▶ **AIM OF THE TASK**
Look through the data and write out every line with the word "marker" in it.

-------- RECORD LIST

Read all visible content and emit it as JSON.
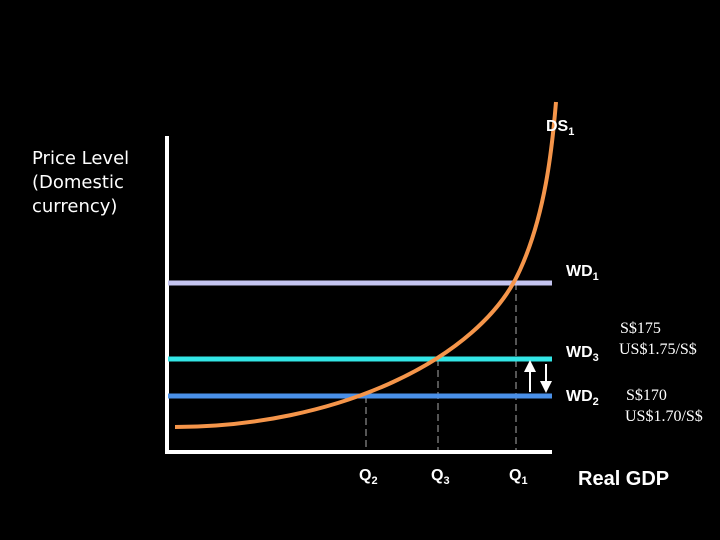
{
  "diagram": {
    "y_axis_label": [
      "Price Level",
      "(Domestic",
      "currency)"
    ],
    "x_axis_label": "Real GDP",
    "supply_curve": {
      "label": "DS",
      "subscript": "1",
      "color": "#f5954a"
    },
    "demand_lines": [
      {
        "id": "wd1",
        "label": "WD",
        "subscript": "1",
        "color": "#c4c4f0"
      },
      {
        "id": "wd3",
        "label": "WD",
        "subscript": "3",
        "color": "#33e6e6"
      },
      {
        "id": "wd2",
        "label": "WD",
        "subscript": "2",
        "color": "#4a90e8"
      }
    ],
    "quantities": [
      {
        "id": "q2",
        "label": "Q",
        "subscript": "2"
      },
      {
        "id": "q3",
        "label": "Q",
        "subscript": "3"
      },
      {
        "id": "q1",
        "label": "Q",
        "subscript": "1"
      }
    ],
    "annotations": {
      "wd3_price": "S$175",
      "wd3_rate": "US$1.75/S$",
      "wd2_price": "S$170",
      "wd2_rate": "US$1.70/S$"
    },
    "axis_color": "#ffffff"
  }
}
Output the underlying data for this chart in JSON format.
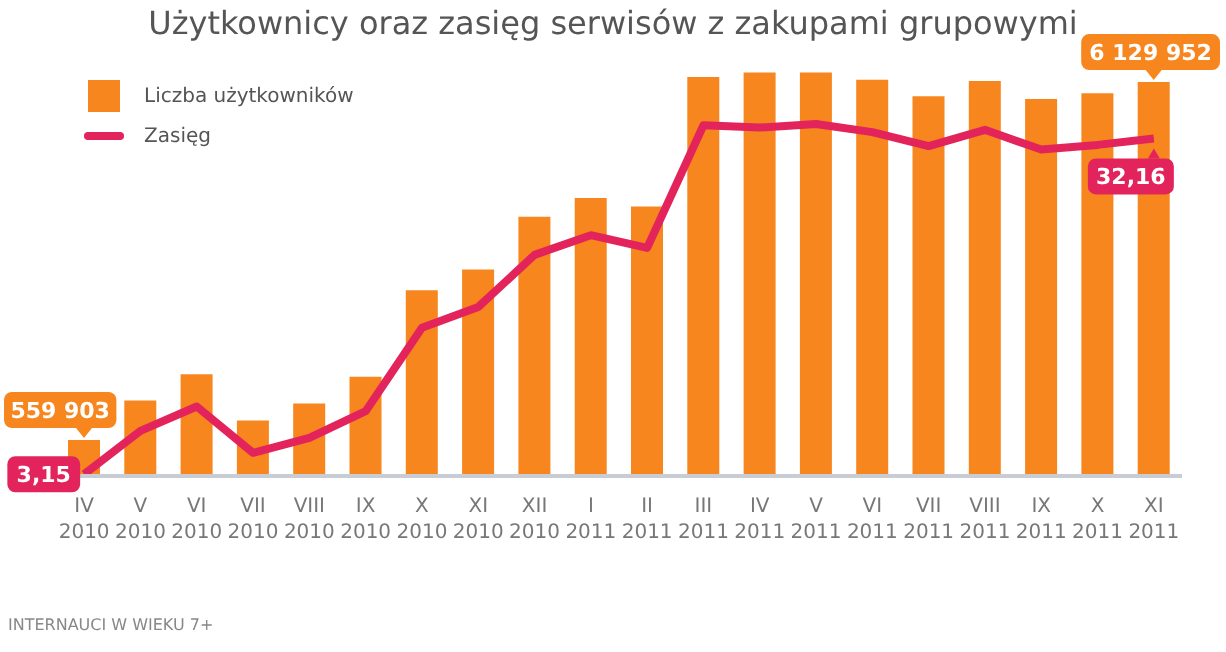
{
  "chart_data": {
    "type": "bar",
    "title": "Użytkownicy oraz zasięg serwisów z zakupami grupowymi",
    "categories": [
      "IV 2010",
      "V 2010",
      "VI 2010",
      "VII 2010",
      "VIII 2010",
      "IX 2010",
      "X 2010",
      "XI 2010",
      "XII 2010",
      "I 2011",
      "II 2011",
      "III 2011",
      "IV 2011",
      "V 2011",
      "VI 2011",
      "VII 2011",
      "VIII 2011",
      "IX 2011",
      "X 2011",
      "XI 2011"
    ],
    "series": [
      {
        "name": "Liczba użytkowników",
        "color": "#f7861f",
        "values": [
          559903,
          1173000,
          1585000,
          864000,
          1128000,
          1543000,
          2890000,
          3215000,
          4034000,
          4325000,
          4193000,
          6209000,
          6280000,
          6280000,
          6166000,
          5910000,
          6148000,
          5865000,
          5955000,
          6129952
        ],
        "value_labels": [
          "559 903",
          null,
          null,
          null,
          null,
          null,
          null,
          null,
          null,
          null,
          null,
          null,
          null,
          null,
          null,
          null,
          null,
          null,
          null,
          "6 129 952"
        ]
      },
      {
        "name": "Zasięg",
        "type": "line",
        "axis": "y2",
        "color": "#e3245c",
        "values": [
          3.15,
          6.9,
          9.0,
          5.0,
          6.3,
          8.6,
          15.8,
          17.6,
          22.1,
          23.8,
          22.7,
          33.3,
          33.1,
          33.4,
          32.7,
          31.5,
          32.9,
          31.2,
          31.6,
          32.16
        ],
        "value_labels": [
          "3,15",
          null,
          null,
          null,
          null,
          null,
          null,
          null,
          null,
          null,
          null,
          null,
          null,
          null,
          null,
          null,
          null,
          null,
          null,
          "32,16"
        ]
      }
    ],
    "tick_labels": "x",
    "grid": false,
    "legend": "top left",
    "marker": "none",
    "line_style": "solid",
    "annotations": [
      "INTERNAUCI W WIEKU 7+"
    ]
  }
}
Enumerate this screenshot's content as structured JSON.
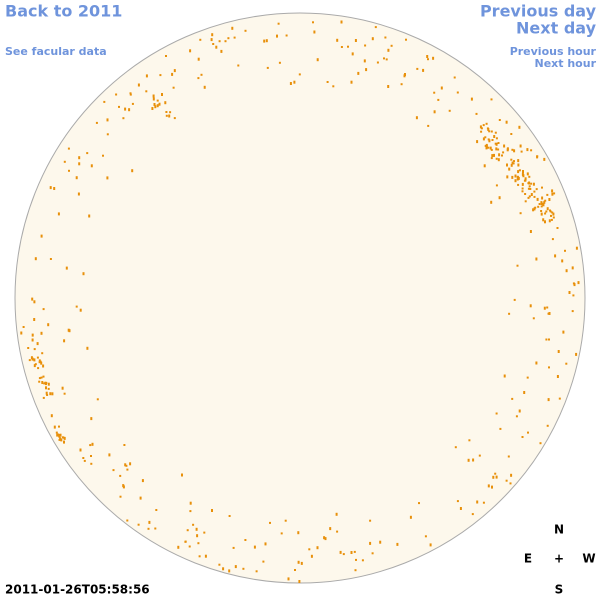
{
  "nav": {
    "back": "Back to 2011",
    "facular": "See facular data",
    "previous_day": "Previous day",
    "next_day": "Next day",
    "previous_hour": "Previous hour",
    "next_hour": "Next hour"
  },
  "timestamp": "2011-01-26T05:58:56",
  "compass": {
    "north": "N",
    "east": "E",
    "center": "+",
    "west": "W",
    "south": "S"
  }
}
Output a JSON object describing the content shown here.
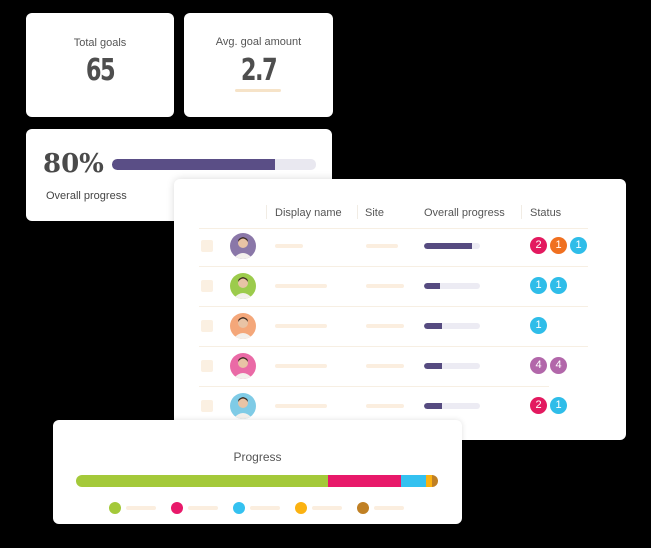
{
  "stats": {
    "total_goals": {
      "label": "Total goals",
      "value": "65"
    },
    "avg_goal_amount": {
      "label": "Avg. goal amount",
      "value": "2.7"
    }
  },
  "overall": {
    "percent_text": "80%",
    "percent": 80,
    "label": "Overall progress",
    "bar_color": "#5a4e86",
    "track_color": "#e9e8f0"
  },
  "table": {
    "headers": {
      "display_name": "Display name",
      "site": "Site",
      "overall_progress": "Overall progress",
      "status": "Status"
    },
    "rows": [
      {
        "avatar_bg": "#8a77a8",
        "progress": 85,
        "badges": [
          {
            "value": "2",
            "color": "#e3195f"
          },
          {
            "value": "1",
            "color": "#f07020"
          },
          {
            "value": "1",
            "color": "#2fbde9"
          }
        ]
      },
      {
        "avatar_bg": "#9ccb4c",
        "progress": 28,
        "badges": [
          {
            "value": "1",
            "color": "#2fbde9"
          },
          {
            "value": "1",
            "color": "#2fbde9"
          }
        ]
      },
      {
        "avatar_bg": "#f4a77a",
        "progress": 33,
        "badges": [
          {
            "value": "1",
            "color": "#2fbde9"
          }
        ]
      },
      {
        "avatar_bg": "#ea6aa6",
        "progress": 33,
        "badges": [
          {
            "value": "4",
            "color": "#b267aa"
          },
          {
            "value": "4",
            "color": "#b267aa"
          }
        ]
      },
      {
        "avatar_bg": "#7fcbe6",
        "progress": 33,
        "badges": [
          {
            "value": "2",
            "color": "#e3195f"
          },
          {
            "value": "1",
            "color": "#2fbde9"
          }
        ]
      }
    ]
  },
  "progress": {
    "title": "Progress",
    "segments": [
      {
        "color": "#a4c93a",
        "value": 69.6
      },
      {
        "color": "#e8196a",
        "value": 20.2
      },
      {
        "color": "#34c1f0",
        "value": 6.9
      },
      {
        "color": "#fbb211",
        "value": 1.7
      },
      {
        "color": "#c08024",
        "value": 1.6
      }
    ],
    "legend_colors": [
      "#a4c93a",
      "#e8196a",
      "#34c1f0",
      "#fbb211",
      "#c08024"
    ]
  }
}
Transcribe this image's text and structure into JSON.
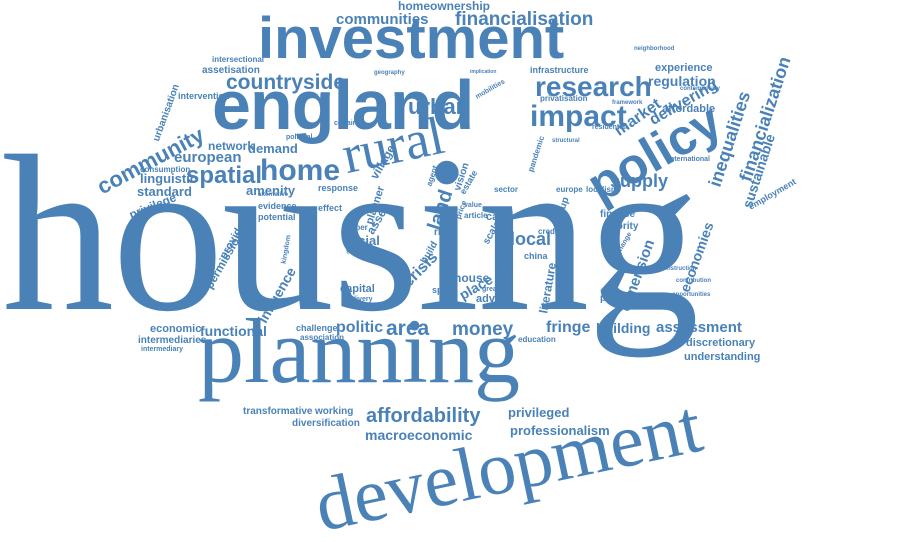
{
  "colors": {
    "word": "#4a82b8",
    "background": "#ffffff"
  },
  "words": [
    "housing",
    "planning",
    "development",
    "england",
    "investment",
    "rural",
    "policy",
    "home",
    "impact",
    "research",
    "urban",
    "countryside",
    "financialisation",
    "communities",
    "homeownership",
    "community",
    "european",
    "spatial",
    "linguistic",
    "standard",
    "privilege",
    "network",
    "demand",
    "affordability",
    "macroeconomic",
    "professionalism",
    "privileged",
    "assessment",
    "building",
    "fringe",
    "money",
    "area",
    "politic",
    "functional",
    "economic",
    "intermediaries",
    "transformative",
    "working",
    "diversification",
    "market",
    "delivering",
    "regulation",
    "experience",
    "infrastructure",
    "inequalities",
    "financialization",
    "sustainable",
    "supply",
    "local",
    "crisis",
    "land",
    "place",
    "house",
    "social",
    "capital",
    "literature",
    "dimension",
    "economies",
    "influence",
    "permission",
    "provider",
    "amenity",
    "understanding",
    "discretionary",
    "assetisation",
    "urbanisation",
    "intervention",
    "intersectional",
    "employment",
    "principle",
    "affordable",
    "finance",
    "advice",
    "village",
    "planner",
    "evidence",
    "potential",
    "challenge",
    "association",
    "response",
    "effect",
    "asset",
    "case",
    "risk",
    "scale",
    "build",
    "space",
    "china",
    "education",
    "europe",
    "localism",
    "priority",
    "framework",
    "contemporary",
    "neighborhood",
    "geography",
    "privatisation",
    "residential",
    "international",
    "certainty",
    "consumption",
    "intermediary",
    "political",
    "kingdom",
    "guide",
    "paper",
    "price",
    "article",
    "value",
    "greater",
    "group",
    "vision",
    "estate",
    "agent",
    "pandemic",
    "structural",
    "sector",
    "construction",
    "contribution",
    "opportunities",
    "mobilities",
    "implication",
    "alternative",
    "delivery",
    "credit",
    "change"
  ]
}
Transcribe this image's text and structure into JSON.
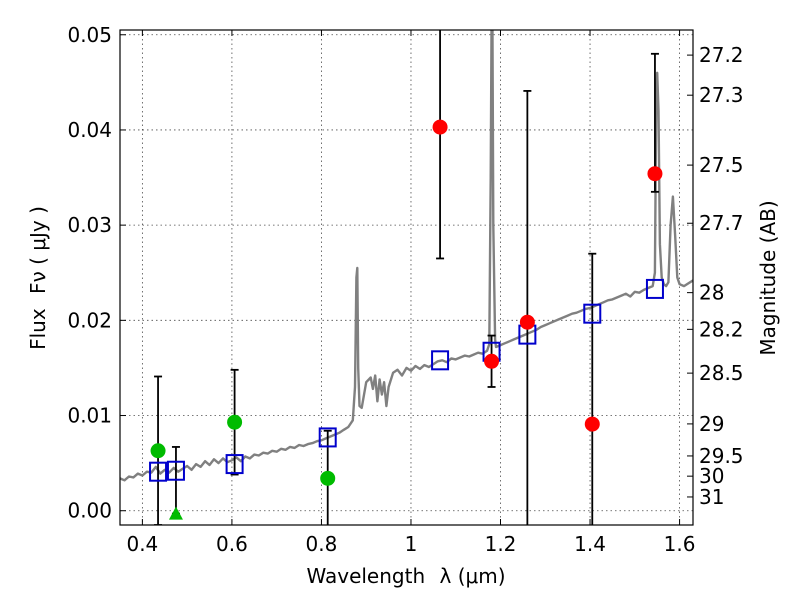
{
  "chart_data": {
    "type": "scatter",
    "xlabel_text": "Wavelength",
    "xlabel_symbol": "λ (μm)",
    "ylabel_text": "Flux",
    "ylabel_symbol": "Fν ( μJy )",
    "ylabel_right": "Magnitude (AB)",
    "xlim": [
      0.35,
      1.63
    ],
    "ylim": [
      -0.0015,
      0.0505
    ],
    "x_ticks": [
      0.4,
      0.6,
      0.8,
      1.0,
      1.2,
      1.4,
      1.6
    ],
    "x_tick_labels": [
      "0.4",
      "0.6",
      "0.8",
      "1",
      "1.2",
      "1.4",
      "1.6"
    ],
    "y_ticks": [
      0.0,
      0.01,
      0.02,
      0.03,
      0.04,
      0.05
    ],
    "y_tick_labels": [
      "0.00",
      "0.01",
      "0.02",
      "0.03",
      "0.04",
      "0.05"
    ],
    "mag_ticks": [
      27.2,
      27.3,
      27.5,
      27.7,
      28,
      28.2,
      28.5,
      29,
      29.5,
      30,
      31
    ],
    "mag_tick_labels": [
      "27.2",
      "27.3",
      "27.5",
      "27.7",
      "28",
      "28.2",
      "28.5",
      "29",
      "29.5",
      "30",
      "31"
    ],
    "grid": true,
    "series": [
      {
        "name": "Observed (green)",
        "color": "#00bb00",
        "marker": "circle",
        "points": [
          {
            "x": 0.435,
            "y": 0.0063,
            "err_low": 0.0078,
            "err_high": 0.0078
          },
          {
            "x": 0.606,
            "y": 0.0093,
            "err_low": 0.0055,
            "err_high": 0.0055
          },
          {
            "x": 0.814,
            "y": 0.0034,
            "err_low": 0.005,
            "err_high": 0.005
          }
        ]
      },
      {
        "name": "Upper limit (green triangle)",
        "color": "#00bb00",
        "marker": "triangle",
        "points": [
          {
            "x": 0.475,
            "y": -0.0003,
            "err_low": 0.0,
            "err_high": 0.007
          }
        ]
      },
      {
        "name": "Observed (red)",
        "color": "#ff0000",
        "marker": "circle",
        "points": [
          {
            "x": 1.065,
            "y": 0.0403,
            "err_low": 0.0138,
            "err_high": 0.012
          },
          {
            "x": 1.18,
            "y": 0.0157,
            "err_low": 0.0027,
            "err_high": 0.0027
          },
          {
            "x": 1.26,
            "y": 0.0198,
            "err_low": 0.023,
            "err_high": 0.0243
          },
          {
            "x": 1.405,
            "y": 0.0091,
            "err_low": 0.012,
            "err_high": 0.0179
          },
          {
            "x": 1.545,
            "y": 0.0354,
            "err_low": 0.0019,
            "err_high": 0.0126
          }
        ]
      },
      {
        "name": "Model band flux",
        "color": "#0000cc",
        "marker": "square",
        "points": [
          {
            "x": 0.435,
            "y": 0.0041
          },
          {
            "x": 0.475,
            "y": 0.0042
          },
          {
            "x": 0.606,
            "y": 0.0049
          },
          {
            "x": 0.814,
            "y": 0.0077
          },
          {
            "x": 1.065,
            "y": 0.0158
          },
          {
            "x": 1.18,
            "y": 0.0167
          },
          {
            "x": 1.26,
            "y": 0.0185
          },
          {
            "x": 1.405,
            "y": 0.0207
          },
          {
            "x": 1.545,
            "y": 0.0233
          }
        ]
      },
      {
        "name": "Model SED",
        "color": "#808080",
        "marker": "line",
        "points": [
          [
            0.35,
            0.0034
          ],
          [
            0.36,
            0.0032
          ],
          [
            0.37,
            0.0036
          ],
          [
            0.38,
            0.0035
          ],
          [
            0.39,
            0.0039
          ],
          [
            0.4,
            0.0037
          ],
          [
            0.41,
            0.0041
          ],
          [
            0.42,
            0.004
          ],
          [
            0.43,
            0.0046
          ],
          [
            0.44,
            0.0039
          ],
          [
            0.45,
            0.0043
          ],
          [
            0.46,
            0.004
          ],
          [
            0.47,
            0.0045
          ],
          [
            0.48,
            0.0041
          ],
          [
            0.49,
            0.0044
          ],
          [
            0.5,
            0.0047
          ],
          [
            0.51,
            0.0043
          ],
          [
            0.52,
            0.0049
          ],
          [
            0.53,
            0.0046
          ],
          [
            0.54,
            0.0052
          ],
          [
            0.55,
            0.0048
          ],
          [
            0.56,
            0.0054
          ],
          [
            0.57,
            0.005
          ],
          [
            0.58,
            0.0055
          ],
          [
            0.59,
            0.0051
          ],
          [
            0.6,
            0.0053
          ],
          [
            0.61,
            0.0056
          ],
          [
            0.62,
            0.0052
          ],
          [
            0.63,
            0.0057
          ],
          [
            0.64,
            0.0055
          ],
          [
            0.65,
            0.0059
          ],
          [
            0.66,
            0.0058
          ],
          [
            0.67,
            0.0061
          ],
          [
            0.68,
            0.006
          ],
          [
            0.69,
            0.0063
          ],
          [
            0.7,
            0.0062
          ],
          [
            0.71,
            0.0065
          ],
          [
            0.72,
            0.0064
          ],
          [
            0.73,
            0.0067
          ],
          [
            0.74,
            0.0066
          ],
          [
            0.75,
            0.0069
          ],
          [
            0.76,
            0.0068
          ],
          [
            0.77,
            0.007
          ],
          [
            0.78,
            0.0071
          ],
          [
            0.79,
            0.0073
          ],
          [
            0.8,
            0.0074
          ],
          [
            0.81,
            0.0076
          ],
          [
            0.82,
            0.0078
          ],
          [
            0.83,
            0.008
          ],
          [
            0.84,
            0.0082
          ],
          [
            0.85,
            0.0085
          ],
          [
            0.86,
            0.0088
          ],
          [
            0.87,
            0.0095
          ],
          [
            0.875,
            0.013
          ],
          [
            0.878,
            0.0245
          ],
          [
            0.88,
            0.0255
          ],
          [
            0.882,
            0.015
          ],
          [
            0.885,
            0.011
          ],
          [
            0.89,
            0.0108
          ],
          [
            0.9,
            0.0135
          ],
          [
            0.91,
            0.014
          ],
          [
            0.915,
            0.0128
          ],
          [
            0.92,
            0.0142
          ],
          [
            0.925,
            0.0115
          ],
          [
            0.93,
            0.0138
          ],
          [
            0.935,
            0.0122
          ],
          [
            0.94,
            0.0135
          ],
          [
            0.945,
            0.011
          ],
          [
            0.95,
            0.013
          ],
          [
            0.96,
            0.0145
          ],
          [
            0.97,
            0.0148
          ],
          [
            0.98,
            0.0142
          ],
          [
            0.99,
            0.015
          ],
          [
            1.0,
            0.0147
          ],
          [
            1.01,
            0.0152
          ],
          [
            1.02,
            0.0149
          ],
          [
            1.03,
            0.0153
          ],
          [
            1.04,
            0.0151
          ],
          [
            1.05,
            0.0154
          ],
          [
            1.06,
            0.0157
          ],
          [
            1.07,
            0.0158
          ],
          [
            1.08,
            0.0156
          ],
          [
            1.09,
            0.016
          ],
          [
            1.1,
            0.0159
          ],
          [
            1.11,
            0.0161
          ],
          [
            1.12,
            0.0163
          ],
          [
            1.13,
            0.0162
          ],
          [
            1.14,
            0.0164
          ],
          [
            1.15,
            0.0166
          ],
          [
            1.16,
            0.0165
          ],
          [
            1.17,
            0.0168
          ],
          [
            1.175,
            0.0175
          ],
          [
            1.178,
            0.035
          ],
          [
            1.18,
            0.052
          ],
          [
            1.182,
            0.052
          ],
          [
            1.184,
            0.03
          ],
          [
            1.188,
            0.018
          ],
          [
            1.19,
            0.0172
          ],
          [
            1.2,
            0.0174
          ],
          [
            1.21,
            0.0176
          ],
          [
            1.22,
            0.0178
          ],
          [
            1.23,
            0.018
          ],
          [
            1.24,
            0.0182
          ],
          [
            1.25,
            0.0184
          ],
          [
            1.26,
            0.0186
          ],
          [
            1.27,
            0.0188
          ],
          [
            1.28,
            0.019
          ],
          [
            1.29,
            0.0193
          ],
          [
            1.3,
            0.0195
          ],
          [
            1.31,
            0.0197
          ],
          [
            1.32,
            0.0199
          ],
          [
            1.33,
            0.0201
          ],
          [
            1.34,
            0.0203
          ],
          [
            1.35,
            0.0205
          ],
          [
            1.36,
            0.0207
          ],
          [
            1.37,
            0.0208
          ],
          [
            1.38,
            0.021
          ],
          [
            1.39,
            0.0212
          ],
          [
            1.4,
            0.0213
          ],
          [
            1.41,
            0.0215
          ],
          [
            1.42,
            0.0217
          ],
          [
            1.43,
            0.0219
          ],
          [
            1.44,
            0.0221
          ],
          [
            1.45,
            0.0222
          ],
          [
            1.46,
            0.0224
          ],
          [
            1.47,
            0.0226
          ],
          [
            1.48,
            0.0228
          ],
          [
            1.49,
            0.0225
          ],
          [
            1.5,
            0.023
          ],
          [
            1.51,
            0.0229
          ],
          [
            1.52,
            0.0232
          ],
          [
            1.53,
            0.0234
          ],
          [
            1.54,
            0.0236
          ],
          [
            1.545,
            0.025
          ],
          [
            1.548,
            0.044
          ],
          [
            1.55,
            0.046
          ],
          [
            1.553,
            0.042
          ],
          [
            1.556,
            0.028
          ],
          [
            1.56,
            0.0245
          ],
          [
            1.565,
            0.0238
          ],
          [
            1.57,
            0.0236
          ],
          [
            1.575,
            0.024
          ],
          [
            1.58,
            0.03
          ],
          [
            1.585,
            0.033
          ],
          [
            1.59,
            0.029
          ],
          [
            1.595,
            0.0245
          ],
          [
            1.6,
            0.0238
          ],
          [
            1.61,
            0.0236
          ],
          [
            1.62,
            0.0239
          ],
          [
            1.63,
            0.0242
          ]
        ]
      }
    ]
  }
}
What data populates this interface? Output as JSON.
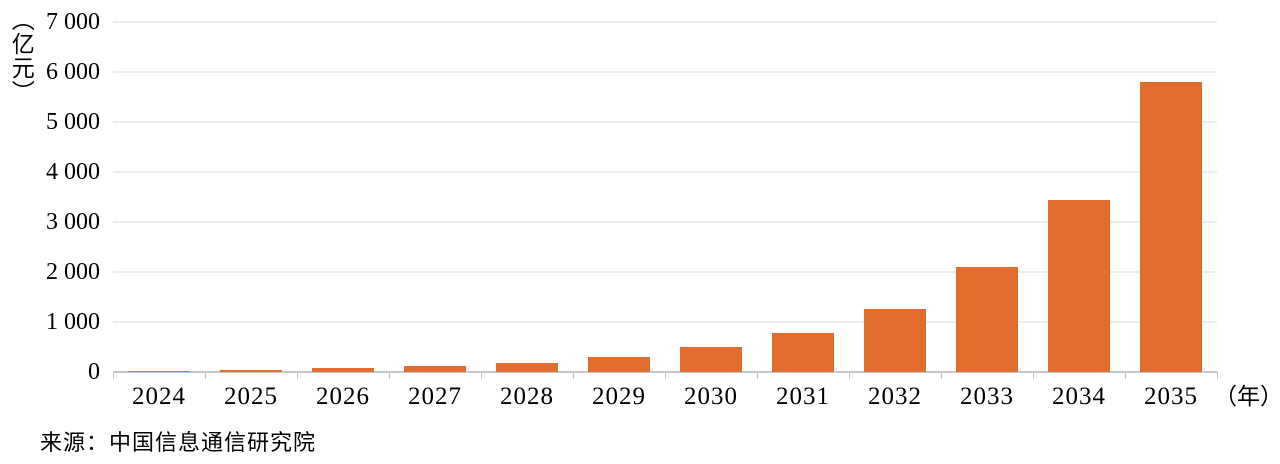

----------------

▶ **ANSWER TO THE PROBLEM**
    "marker": "none",
        "marker": "circle",
        "marker": "triangle",
        "marker": "circle",
        "marker": "square",
        "marker": "line",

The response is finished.